[A block of data]

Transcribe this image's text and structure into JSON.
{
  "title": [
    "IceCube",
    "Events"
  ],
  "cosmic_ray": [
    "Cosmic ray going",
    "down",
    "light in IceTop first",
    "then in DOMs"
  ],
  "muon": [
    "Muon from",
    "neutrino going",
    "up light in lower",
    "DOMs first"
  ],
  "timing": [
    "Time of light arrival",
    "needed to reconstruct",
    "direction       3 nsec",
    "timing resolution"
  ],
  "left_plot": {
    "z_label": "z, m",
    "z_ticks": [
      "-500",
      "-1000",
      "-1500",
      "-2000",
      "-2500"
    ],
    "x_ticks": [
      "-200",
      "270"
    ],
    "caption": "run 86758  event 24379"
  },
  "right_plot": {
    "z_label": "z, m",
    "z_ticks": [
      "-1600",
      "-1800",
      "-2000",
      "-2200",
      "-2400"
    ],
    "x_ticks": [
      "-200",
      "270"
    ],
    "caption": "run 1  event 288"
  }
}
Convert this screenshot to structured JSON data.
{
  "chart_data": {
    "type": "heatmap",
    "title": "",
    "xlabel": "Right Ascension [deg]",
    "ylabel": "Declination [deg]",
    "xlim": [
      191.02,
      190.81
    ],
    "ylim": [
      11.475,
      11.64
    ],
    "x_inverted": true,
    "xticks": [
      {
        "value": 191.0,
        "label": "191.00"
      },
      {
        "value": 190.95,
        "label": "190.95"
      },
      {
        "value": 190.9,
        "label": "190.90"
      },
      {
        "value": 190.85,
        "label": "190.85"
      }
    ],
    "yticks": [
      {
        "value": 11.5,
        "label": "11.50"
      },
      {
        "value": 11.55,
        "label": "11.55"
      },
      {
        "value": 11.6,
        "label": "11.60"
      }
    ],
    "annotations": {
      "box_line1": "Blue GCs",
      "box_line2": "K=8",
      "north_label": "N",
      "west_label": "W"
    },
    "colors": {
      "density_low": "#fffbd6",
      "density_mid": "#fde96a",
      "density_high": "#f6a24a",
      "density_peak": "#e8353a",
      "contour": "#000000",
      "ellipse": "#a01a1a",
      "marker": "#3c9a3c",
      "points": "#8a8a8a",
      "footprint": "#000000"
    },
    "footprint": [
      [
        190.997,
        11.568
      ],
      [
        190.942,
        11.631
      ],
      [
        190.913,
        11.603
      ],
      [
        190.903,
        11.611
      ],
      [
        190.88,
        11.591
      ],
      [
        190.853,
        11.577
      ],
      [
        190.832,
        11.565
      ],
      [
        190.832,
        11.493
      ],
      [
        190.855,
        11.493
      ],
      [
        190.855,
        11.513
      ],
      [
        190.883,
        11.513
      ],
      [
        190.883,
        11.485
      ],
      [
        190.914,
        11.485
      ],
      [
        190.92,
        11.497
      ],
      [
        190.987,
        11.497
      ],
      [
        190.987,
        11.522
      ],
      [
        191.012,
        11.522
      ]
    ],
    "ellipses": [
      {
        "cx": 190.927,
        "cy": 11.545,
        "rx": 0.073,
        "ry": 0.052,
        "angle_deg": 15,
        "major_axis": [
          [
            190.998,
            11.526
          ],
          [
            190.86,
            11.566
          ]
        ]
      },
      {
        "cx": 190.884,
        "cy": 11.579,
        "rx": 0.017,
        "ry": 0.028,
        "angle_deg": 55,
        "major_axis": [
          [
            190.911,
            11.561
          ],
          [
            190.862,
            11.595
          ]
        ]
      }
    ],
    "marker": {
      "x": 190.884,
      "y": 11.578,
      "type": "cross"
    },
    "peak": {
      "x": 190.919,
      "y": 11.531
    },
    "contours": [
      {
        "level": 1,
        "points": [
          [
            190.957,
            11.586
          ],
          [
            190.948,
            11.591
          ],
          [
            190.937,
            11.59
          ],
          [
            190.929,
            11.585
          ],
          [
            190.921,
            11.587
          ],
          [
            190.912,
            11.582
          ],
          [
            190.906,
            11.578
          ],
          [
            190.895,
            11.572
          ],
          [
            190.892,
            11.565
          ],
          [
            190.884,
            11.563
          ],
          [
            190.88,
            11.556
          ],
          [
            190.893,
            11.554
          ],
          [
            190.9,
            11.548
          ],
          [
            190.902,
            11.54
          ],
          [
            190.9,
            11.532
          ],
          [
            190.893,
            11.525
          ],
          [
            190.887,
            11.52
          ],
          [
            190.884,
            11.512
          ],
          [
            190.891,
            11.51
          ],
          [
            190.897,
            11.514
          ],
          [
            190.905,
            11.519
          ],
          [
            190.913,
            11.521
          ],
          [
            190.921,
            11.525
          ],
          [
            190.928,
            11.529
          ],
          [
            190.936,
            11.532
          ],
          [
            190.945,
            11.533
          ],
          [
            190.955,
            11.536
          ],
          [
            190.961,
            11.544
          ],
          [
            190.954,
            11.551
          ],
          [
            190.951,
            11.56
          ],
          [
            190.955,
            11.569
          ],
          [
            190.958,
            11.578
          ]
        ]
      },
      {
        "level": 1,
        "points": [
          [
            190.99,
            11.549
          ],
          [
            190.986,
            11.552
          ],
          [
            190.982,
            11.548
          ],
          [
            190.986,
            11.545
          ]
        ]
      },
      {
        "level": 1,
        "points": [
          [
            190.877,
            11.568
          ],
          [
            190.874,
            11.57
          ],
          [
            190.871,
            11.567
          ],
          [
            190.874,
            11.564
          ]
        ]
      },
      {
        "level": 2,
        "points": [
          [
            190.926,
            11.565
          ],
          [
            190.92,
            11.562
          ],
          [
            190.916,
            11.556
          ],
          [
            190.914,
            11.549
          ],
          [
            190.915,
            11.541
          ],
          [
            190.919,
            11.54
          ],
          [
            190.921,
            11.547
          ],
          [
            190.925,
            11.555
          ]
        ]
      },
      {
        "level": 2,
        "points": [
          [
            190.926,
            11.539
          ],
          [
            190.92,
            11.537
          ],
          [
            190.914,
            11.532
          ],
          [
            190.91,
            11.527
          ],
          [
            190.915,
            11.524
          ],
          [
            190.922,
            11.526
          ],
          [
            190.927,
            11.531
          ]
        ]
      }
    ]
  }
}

(Short exercise):
Nothing may be left out: return each entry exactly as it reads.

(Output of the task):
Transcribe this image's text and structure into JSON.
{
  "title": [
    "IceCube",
    "Events"
  ],
  "cosmic_ray": [
    "Cosmic ray going",
    "down",
    "light in IceTop first",
    "then in DOMs"
  ],
  "muon": [
    "Muon from",
    "neutrino going",
    "up light in lower",
    "DOMs first"
  ],
  "timing": [
    "Time of light arrival",
    "needed to reconstruct",
    "direction       3 nsec",
    "timing resolution"
  ],
  "left_plot": {
    "z_label": "z, m",
    "z_ticks": [
      "-500",
      "-1000",
      "-1500",
      "-2000",
      "-2500"
    ],
    "x_ticks": [
      "-200",
      "270"
    ],
    "caption": "run 86758  event 24379"
  },
  "right_plot": {
    "z_label": "z, m",
    "z_ticks": [
      "-1600",
      "-1800",
      "-2000",
      "-2200",
      "-2400"
    ],
    "x_ticks": [
      "-200",
      "270"
    ],
    "caption": "run 1  event 288"
  }
}
Convert this screenshot to structured JSON data.
{
  "chart_data": {
    "type": "heatmap",
    "title": "",
    "xlabel": "Right Ascension [deg]",
    "ylabel": "Declination [deg]",
    "xlim": [
      191.02,
      190.81
    ],
    "ylim": [
      11.475,
      11.64
    ],
    "x_inverted": true,
    "xticks": [
      {
        "value": 191.0,
        "label": "191.00"
      },
      {
        "value": 190.95,
        "label": "190.95"
      },
      {
        "value": 190.9,
        "label": "190.90"
      },
      {
        "value": 190.85,
        "label": "190.85"
      }
    ],
    "yticks": [
      {
        "value": 11.5,
        "label": "11.50"
      },
      {
        "value": 11.55,
        "label": "11.55"
      },
      {
        "value": 11.6,
        "label": "11.60"
      }
    ],
    "annotations": {
      "box_line1": "Blue GCs",
      "box_line2": "K=8",
      "north_label": "N",
      "west_label": "W"
    },
    "colors": {
      "density_low": "#fffbd6",
      "density_mid": "#fde96a",
      "density_high": "#f6a24a",
      "density_peak": "#e8353a",
      "contour": "#000000",
      "ellipse": "#a01a1a",
      "marker": "#3c9a3c",
      "points": "#8a8a8a",
      "footprint": "#000000"
    },
    "footprint": [
      [
        190.997,
        11.568
      ],
      [
        190.942,
        11.631
      ],
      [
        190.913,
        11.603
      ],
      [
        190.903,
        11.611
      ],
      [
        190.88,
        11.591
      ],
      [
        190.853,
        11.577
      ],
      [
        190.832,
        11.565
      ],
      [
        190.832,
        11.493
      ],
      [
        190.855,
        11.493
      ],
      [
        190.855,
        11.513
      ],
      [
        190.883,
        11.513
      ],
      [
        190.883,
        11.485
      ],
      [
        190.914,
        11.485
      ],
      [
        190.92,
        11.497
      ],
      [
        190.987,
        11.497
      ],
      [
        190.987,
        11.522
      ],
      [
        191.012,
        11.522
      ]
    ],
    "ellipses": [
      {
        "cx": 190.927,
        "cy": 11.545,
        "rx": 0.073,
        "ry": 0.052,
        "angle_deg": 15,
        "major_axis": [
          [
            190.998,
            11.526
          ],
          [
            190.86,
            11.566
          ]
        ]
      },
      {
        "cx": 190.884,
        "cy": 11.579,
        "rx": 0.017,
        "ry": 0.028,
        "angle_deg": 55,
        "major_axis": [
          [
            190.911,
            11.561
          ],
          [
            190.862,
            11.595
          ]
        ]
      }
    ],
    "marker": {
      "x": 190.884,
      "y": 11.578,
      "type": "cross"
    },
    "peak": {
      "x": 190.919,
      "y": 11.531
    },
    "contours": [
      {
        "level": 1,
        "points": [
          [
            190.957,
            11.586
          ],
          [
            190.948,
            11.591
          ],
          [
            190.937,
            11.59
          ],
          [
            190.929,
            11.585
          ],
          [
            190.921,
            11.587
          ],
          [
            190.912,
            11.582
          ],
          [
            190.906,
            11.578
          ],
          [
            190.895,
            11.572
          ],
          [
            190.892,
            11.565
          ],
          [
            190.884,
            11.563
          ],
          [
            190.88,
            11.556
          ],
          [
            190.893,
            11.554
          ],
          [
            190.9,
            11.548
          ],
          [
            190.902,
            11.54
          ],
          [
            190.9,
            11.532
          ],
          [
            190.893,
            11.525
          ],
          [
            190.887,
            11.52
          ],
          [
            190.884,
            11.512
          ],
          [
            190.891,
            11.51
          ],
          [
            190.897,
            11.514
          ],
          [
            190.905,
            11.519
          ],
          [
            190.913,
            11.521
          ],
          [
            190.921,
            11.525
          ],
          [
            190.928,
            11.529
          ],
          [
            190.936,
            11.532
          ],
          [
            190.945,
            11.533
          ],
          [
            190.955,
            11.536
          ],
          [
            190.961,
            11.544
          ],
          [
            190.954,
            11.551
          ],
          [
            190.951,
            11.56
          ],
          [
            190.955,
            11.569
          ],
          [
            190.958,
            11.578
          ]
        ]
      },
      {
        "level": 1,
        "points": [
          [
            190.99,
            11.549
          ],
          [
            190.986,
            11.552
          ],
          [
            190.982,
            11.548
          ],
          [
            190.986,
            11.545
          ]
        ]
      },
      {
        "level": 1,
        "points": [
          [
            190.877,
            11.568
          ],
          [
            190.874,
            11.57
          ],
          [
            190.871,
            11.567
          ],
          [
            190.874,
            11.564
          ]
        ]
      },
      {
        "level": 2,
        "points": [
          [
            190.926,
            11.565
          ],
          [
            190.92,
            11.562
          ],
          [
            190.916,
            11.556
          ],
          [
            190.914,
            11.549
          ],
          [
            190.915,
            11.541
          ],
          [
            190.919,
            11.54
          ],
          [
            190.921,
            11.547
          ],
          [
            190.925,
            11.555
          ]
        ]
      },
      {
        "level": 2,
        "points": [
          [
            190.926,
            11.539
          ],
          [
            190.92,
            11.537
          ],
          [
            190.914,
            11.532
          ],
          [
            190.91,
            11.527
          ],
          [
            190.915,
            11.524
          ],
          [
            190.922,
            11.526
          ],
          [
            190.927,
            11.531
          ]
        ]
      }
    ]
  }
}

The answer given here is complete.